** start STORED ROWS **

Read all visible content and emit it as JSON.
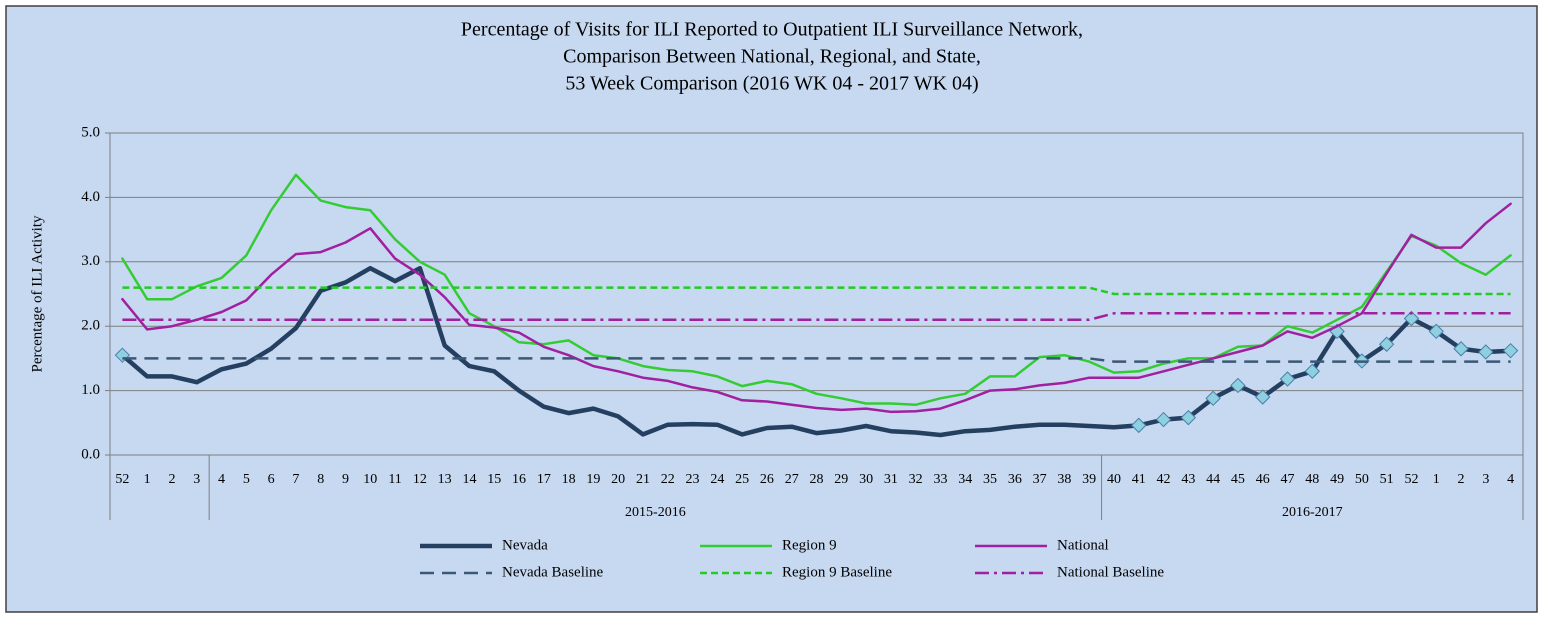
{
  "chart_data": {
    "type": "line",
    "title": [
      "Percentage of Visits for ILI Reported to Outpatient ILI Surveillance Network,",
      "Comparison Between National, Regional, and State,",
      "53 Week Comparison (2016 WK 04 - 2017 WK 04)"
    ],
    "y_label": "Percentage of ILI Activity",
    "groups": [
      {
        "label": null,
        "categories": [
          "52",
          "1",
          "2",
          "3"
        ]
      },
      {
        "label": "2015-2016",
        "categories": [
          "4",
          "5",
          "6",
          "7",
          "8",
          "9",
          "10",
          "11",
          "12",
          "13",
          "14",
          "15",
          "16",
          "17",
          "18",
          "19",
          "20",
          "21",
          "22",
          "23",
          "24",
          "25",
          "26",
          "27",
          "28",
          "29",
          "30",
          "31",
          "32",
          "33",
          "34",
          "35",
          "36",
          "37",
          "38",
          "39"
        ]
      },
      {
        "label": "2016-2017",
        "categories": [
          "40",
          "41",
          "42",
          "43",
          "44",
          "45",
          "46",
          "47",
          "48",
          "49",
          "50",
          "51",
          "52",
          "1",
          "2",
          "3",
          "4"
        ]
      }
    ],
    "ylim": [
      0,
      5
    ],
    "yticks": [
      {
        "value": 0,
        "label": "0.0"
      },
      {
        "value": 1,
        "label": "1.0"
      },
      {
        "value": 2,
        "label": "2.0"
      },
      {
        "value": 3,
        "label": "3.0"
      },
      {
        "value": 4,
        "label": "4.0"
      },
      {
        "value": 5,
        "label": "5.0"
      }
    ],
    "grid": true,
    "legend": "bottom",
    "series": [
      {
        "name": "Nevada",
        "color": "#243f60",
        "dash": "solid",
        "width": 4.5,
        "marker": "diamond",
        "marker_color": "#8ecfe0",
        "marked": [
          true,
          false,
          false,
          false,
          false,
          false,
          false,
          false,
          false,
          false,
          false,
          false,
          false,
          false,
          false,
          false,
          false,
          false,
          false,
          false,
          false,
          false,
          false,
          false,
          false,
          false,
          false,
          false,
          false,
          false,
          false,
          false,
          false,
          false,
          false,
          false,
          false,
          false,
          false,
          false,
          false,
          true,
          true,
          true,
          true,
          true,
          true,
          true,
          true,
          true,
          true,
          true,
          true,
          true,
          true,
          true,
          true
        ],
        "values": [
          1.55,
          1.22,
          1.22,
          1.13,
          1.33,
          1.42,
          1.65,
          1.97,
          2.55,
          2.68,
          2.9,
          2.7,
          2.9,
          1.7,
          1.38,
          1.3,
          1.0,
          0.75,
          0.65,
          0.72,
          0.6,
          0.32,
          0.47,
          0.48,
          0.47,
          0.32,
          0.42,
          0.44,
          0.34,
          0.38,
          0.45,
          0.37,
          0.35,
          0.31,
          0.37,
          0.39,
          0.44,
          0.47,
          0.47,
          0.45,
          0.43,
          0.46,
          0.55,
          0.58,
          0.88,
          1.08,
          0.9,
          1.18,
          1.3,
          1.92,
          1.46,
          1.72,
          2.12,
          1.92,
          1.65,
          1.6,
          1.62
        ]
      },
      {
        "name": "Region 9",
        "color": "#33cc33",
        "dash": "solid",
        "width": 2.5,
        "values": [
          3.05,
          2.42,
          2.42,
          2.62,
          2.75,
          3.1,
          3.8,
          4.35,
          3.95,
          3.85,
          3.8,
          3.35,
          3.0,
          2.8,
          2.2,
          2.0,
          1.75,
          1.72,
          1.78,
          1.55,
          1.5,
          1.38,
          1.32,
          1.3,
          1.22,
          1.07,
          1.15,
          1.1,
          0.95,
          0.88,
          0.8,
          0.8,
          0.78,
          0.88,
          0.95,
          1.22,
          1.22,
          1.52,
          1.55,
          1.45,
          1.28,
          1.3,
          1.42,
          1.5,
          1.5,
          1.68,
          1.7,
          2.0,
          1.9,
          2.1,
          2.3,
          2.85,
          3.4,
          3.25,
          2.98,
          2.8,
          3.1
        ]
      },
      {
        "name": "National",
        "color": "#a020a0",
        "dash": "solid",
        "width": 2.5,
        "values": [
          2.42,
          1.95,
          2.0,
          2.1,
          2.22,
          2.4,
          2.8,
          3.12,
          3.15,
          3.3,
          3.52,
          3.05,
          2.8,
          2.45,
          2.02,
          1.98,
          1.9,
          1.68,
          1.55,
          1.38,
          1.3,
          1.2,
          1.15,
          1.05,
          0.98,
          0.85,
          0.83,
          0.78,
          0.73,
          0.7,
          0.72,
          0.67,
          0.68,
          0.72,
          0.85,
          1.0,
          1.02,
          1.08,
          1.12,
          1.2,
          1.2,
          1.2,
          1.3,
          1.4,
          1.5,
          1.6,
          1.7,
          1.92,
          1.82,
          2.0,
          2.2,
          2.82,
          3.42,
          3.22,
          3.22,
          3.6,
          3.9
        ]
      },
      {
        "name": "Nevada Baseline",
        "color": "#3b5876",
        "dash": "long-dash",
        "width": 2.5,
        "values": [
          1.5,
          1.5,
          1.5,
          1.5,
          1.5,
          1.5,
          1.5,
          1.5,
          1.5,
          1.5,
          1.5,
          1.5,
          1.5,
          1.5,
          1.5,
          1.5,
          1.5,
          1.5,
          1.5,
          1.5,
          1.5,
          1.5,
          1.5,
          1.5,
          1.5,
          1.5,
          1.5,
          1.5,
          1.5,
          1.5,
          1.5,
          1.5,
          1.5,
          1.5,
          1.5,
          1.5,
          1.5,
          1.5,
          1.5,
          1.5,
          1.45,
          1.45,
          1.45,
          1.45,
          1.45,
          1.45,
          1.45,
          1.45,
          1.45,
          1.45,
          1.45,
          1.45,
          1.45,
          1.45,
          1.45,
          1.45,
          1.45
        ]
      },
      {
        "name": "Region 9 Baseline",
        "color": "#22cc22",
        "dash": "dash",
        "width": 2.5,
        "values": [
          2.6,
          2.6,
          2.6,
          2.6,
          2.6,
          2.6,
          2.6,
          2.6,
          2.6,
          2.6,
          2.6,
          2.6,
          2.6,
          2.6,
          2.6,
          2.6,
          2.6,
          2.6,
          2.6,
          2.6,
          2.6,
          2.6,
          2.6,
          2.6,
          2.6,
          2.6,
          2.6,
          2.6,
          2.6,
          2.6,
          2.6,
          2.6,
          2.6,
          2.6,
          2.6,
          2.6,
          2.6,
          2.6,
          2.6,
          2.6,
          2.5,
          2.5,
          2.5,
          2.5,
          2.5,
          2.5,
          2.5,
          2.5,
          2.5,
          2.5,
          2.5,
          2.5,
          2.5,
          2.5,
          2.5,
          2.5,
          2.5
        ]
      },
      {
        "name": "National Baseline",
        "color": "#a020a0",
        "dash": "dash-dot",
        "width": 2.5,
        "values": [
          2.1,
          2.1,
          2.1,
          2.1,
          2.1,
          2.1,
          2.1,
          2.1,
          2.1,
          2.1,
          2.1,
          2.1,
          2.1,
          2.1,
          2.1,
          2.1,
          2.1,
          2.1,
          2.1,
          2.1,
          2.1,
          2.1,
          2.1,
          2.1,
          2.1,
          2.1,
          2.1,
          2.1,
          2.1,
          2.1,
          2.1,
          2.1,
          2.1,
          2.1,
          2.1,
          2.1,
          2.1,
          2.1,
          2.1,
          2.1,
          2.2,
          2.2,
          2.2,
          2.2,
          2.2,
          2.2,
          2.2,
          2.2,
          2.2,
          2.2,
          2.2,
          2.2,
          2.2,
          2.2,
          2.2,
          2.2,
          2.2
        ]
      }
    ]
  }
}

** end STORED ROWS **

Looking at the data above, how many lines hold the word "Comparison"? Respond with the number alone.

THE OUTPUT: 2